### PROVIDED TEXT:
►

In 1946, SAR made many advances following over 800 brothers attending the convention that year. The first Royal Purple and White yearbook was published, a national scholarship fund was established and named after Irving Rathblott, the Eastern District Council emerged, and SAR joined the Inter-Fraternity Congress of America.

===1950 to 1999===
From 1950 to 1953, SAR emphasized community service, making large donations to The Polio Foundation and the National Society for Crippled Children. The Zeta Theta chapter assisted with construction of a new Jewish Community Center in Wilkes-Barre, Pennsylvania.

In the late 1950s, SAR adopted a fraternity flag, published its first pledge training manual, printed a Parents Guide, and produced a film about the fraternity's history. Also in this period, former Supreme Exalted Ruler (President) of SAR, Howard L. Feldman, was elected president of theInter-Fraternity Congress of America. In 1958, Sigma Alpha Rho had fifty active chapters. The fraternity became international with the chartering of chapters in Montreal and Toronto.

===1999 to 2015===
Communications changed from the monthly mailed SER letter to the SAR website, mass email, and social media.

=== Present ===
By its 100th anniversary in 2017, all chapters of Sigma Alpha Rho had gone dormant, and only alumni remained. The alumni association formed a reactivation committee and hired a marketing company to help rebrand the fraternity. In December 2022, a new chapter was formed in Bucks County, Pennsylvania with twelve high school members.

◄

### SUPPLIED DATA:

►

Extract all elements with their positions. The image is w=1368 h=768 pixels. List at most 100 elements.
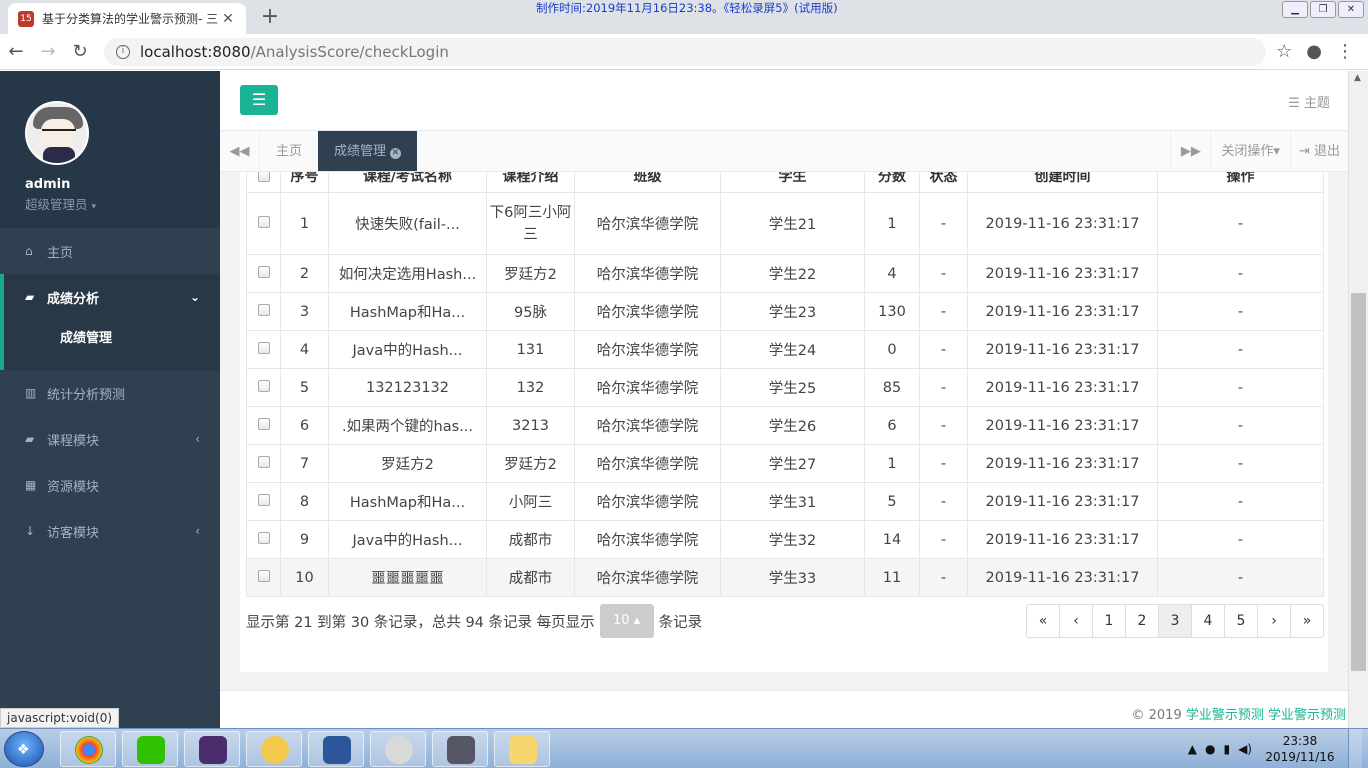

◄

### INSTRUCTIONS:
1. Answer each question about the Sigma Alpha Rho history on its own line:
(a) How many brothers attended the 1946 convention?
(b) How many active chapters did Sigma Alpha Rho have in 1958?
(c) How many high school members did the chapter formed in December 2022 have?
2. Can you switch "fraternity flag" to "fraternity crest" and repeat part of the Sigma Alpha Rho history? Begin at the words "In the late" and stop after "Montreal and Toronto.".

### RESULTS BY TASK:
1.
(a) Over 800
(b) Fifty
(c) Twelve

2.
In the late 1950s, SAR adopted a fraternity crest, published its first pledge training manual, printed a Parents Guide, and produced a film about the fraternity's history. Also in this period, former Supreme Exalted Ruler (President) of SAR, Howard L. Feldman, was elected president of theInter-Fraternity Congress of America. In 1958, Sigma Alpha Rho had fifty active chapters. The fraternity became international with the chartering of chapters in Montreal and Toronto.